### THE TASK
Transcribe every entry below word for word, but skip the pictures.

### RECORDS SHOWN
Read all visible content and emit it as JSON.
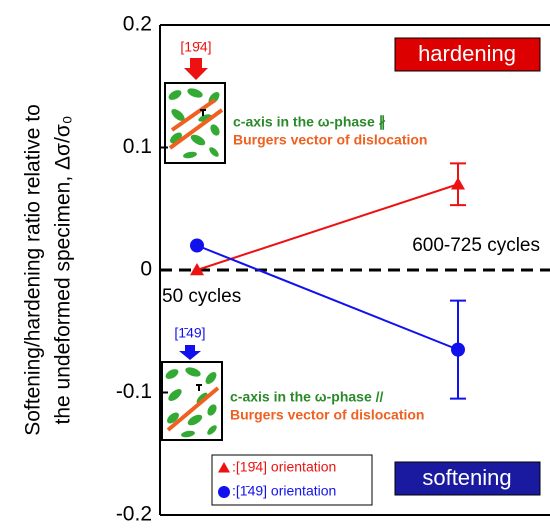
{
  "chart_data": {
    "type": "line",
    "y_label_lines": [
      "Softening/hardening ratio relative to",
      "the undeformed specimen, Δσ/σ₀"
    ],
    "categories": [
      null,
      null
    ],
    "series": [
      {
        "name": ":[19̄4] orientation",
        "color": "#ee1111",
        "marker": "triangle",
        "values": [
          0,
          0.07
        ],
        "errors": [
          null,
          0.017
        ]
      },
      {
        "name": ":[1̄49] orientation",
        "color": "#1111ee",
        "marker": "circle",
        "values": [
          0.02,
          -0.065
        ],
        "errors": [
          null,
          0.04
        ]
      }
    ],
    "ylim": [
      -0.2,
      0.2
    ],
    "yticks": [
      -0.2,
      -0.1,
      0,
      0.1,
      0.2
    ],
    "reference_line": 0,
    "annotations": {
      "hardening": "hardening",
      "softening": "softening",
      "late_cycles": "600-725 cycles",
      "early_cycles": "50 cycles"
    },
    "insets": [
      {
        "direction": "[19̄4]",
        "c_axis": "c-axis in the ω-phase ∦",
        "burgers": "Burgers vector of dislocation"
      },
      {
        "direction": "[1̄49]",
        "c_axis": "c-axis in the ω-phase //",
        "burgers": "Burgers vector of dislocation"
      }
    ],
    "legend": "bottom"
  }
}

### TASK RESPONSE
Read all visible content and emit it as JSON.
{
  "chart_data": {
    "type": "line",
    "y_label_lines": [
      "Softening/hardening ratio relative to",
      "the undeformed specimen, Δσ/σ₀"
    ],
    "categories": [
      null,
      null
    ],
    "series": [
      {
        "name": ":[19̄4] orientation",
        "color": "#ee1111",
        "marker": "triangle",
        "values": [
          0,
          0.07
        ],
        "errors": [
          null,
          0.017
        ]
      },
      {
        "name": ":[1̄49] orientation",
        "color": "#1111ee",
        "marker": "circle",
        "values": [
          0.02,
          -0.065
        ],
        "errors": [
          null,
          0.04
        ]
      }
    ],
    "ylim": [
      -0.2,
      0.2
    ],
    "yticks": [
      -0.2,
      -0.1,
      0,
      0.1,
      0.2
    ],
    "reference_line": 0,
    "annotations": {
      "hardening": "hardening",
      "softening": "softening",
      "late_cycles": "600-725 cycles",
      "early_cycles": "50 cycles"
    },
    "insets": [
      {
        "direction": "[19̄4]",
        "c_axis": "c-axis in the ω-phase ∦",
        "burgers": "Burgers vector of dislocation"
      },
      {
        "direction": "[1̄49]",
        "c_axis": "c-axis in the ω-phase //",
        "burgers": "Burgers vector of dislocation"
      }
    ],
    "legend": "bottom"
  }
}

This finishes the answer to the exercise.